>> Begin

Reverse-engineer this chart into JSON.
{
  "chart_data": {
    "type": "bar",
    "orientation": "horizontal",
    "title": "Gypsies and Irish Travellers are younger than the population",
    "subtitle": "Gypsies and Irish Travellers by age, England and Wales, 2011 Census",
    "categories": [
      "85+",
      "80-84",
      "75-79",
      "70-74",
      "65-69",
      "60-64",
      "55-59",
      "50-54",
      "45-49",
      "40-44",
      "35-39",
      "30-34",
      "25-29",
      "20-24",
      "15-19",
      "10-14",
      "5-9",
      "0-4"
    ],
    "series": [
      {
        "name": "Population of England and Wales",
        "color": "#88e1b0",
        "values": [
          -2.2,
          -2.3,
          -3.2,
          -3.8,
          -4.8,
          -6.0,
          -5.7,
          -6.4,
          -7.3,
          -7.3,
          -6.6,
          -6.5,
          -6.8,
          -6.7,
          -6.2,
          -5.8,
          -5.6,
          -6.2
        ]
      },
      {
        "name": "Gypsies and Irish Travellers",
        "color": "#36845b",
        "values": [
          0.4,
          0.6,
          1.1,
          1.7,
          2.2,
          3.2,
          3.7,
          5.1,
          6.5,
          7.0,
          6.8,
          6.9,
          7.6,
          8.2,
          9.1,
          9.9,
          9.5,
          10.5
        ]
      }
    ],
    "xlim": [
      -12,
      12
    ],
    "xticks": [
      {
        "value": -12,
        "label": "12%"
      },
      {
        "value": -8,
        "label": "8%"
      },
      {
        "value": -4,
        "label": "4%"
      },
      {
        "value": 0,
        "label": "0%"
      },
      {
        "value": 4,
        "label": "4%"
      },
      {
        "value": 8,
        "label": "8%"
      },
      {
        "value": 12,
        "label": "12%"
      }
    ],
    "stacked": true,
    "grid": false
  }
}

>> End

* [What this task involves]: Count the lines in the material above where the string "Wales" appears, then state only that count.

* [Solution for this task]: 2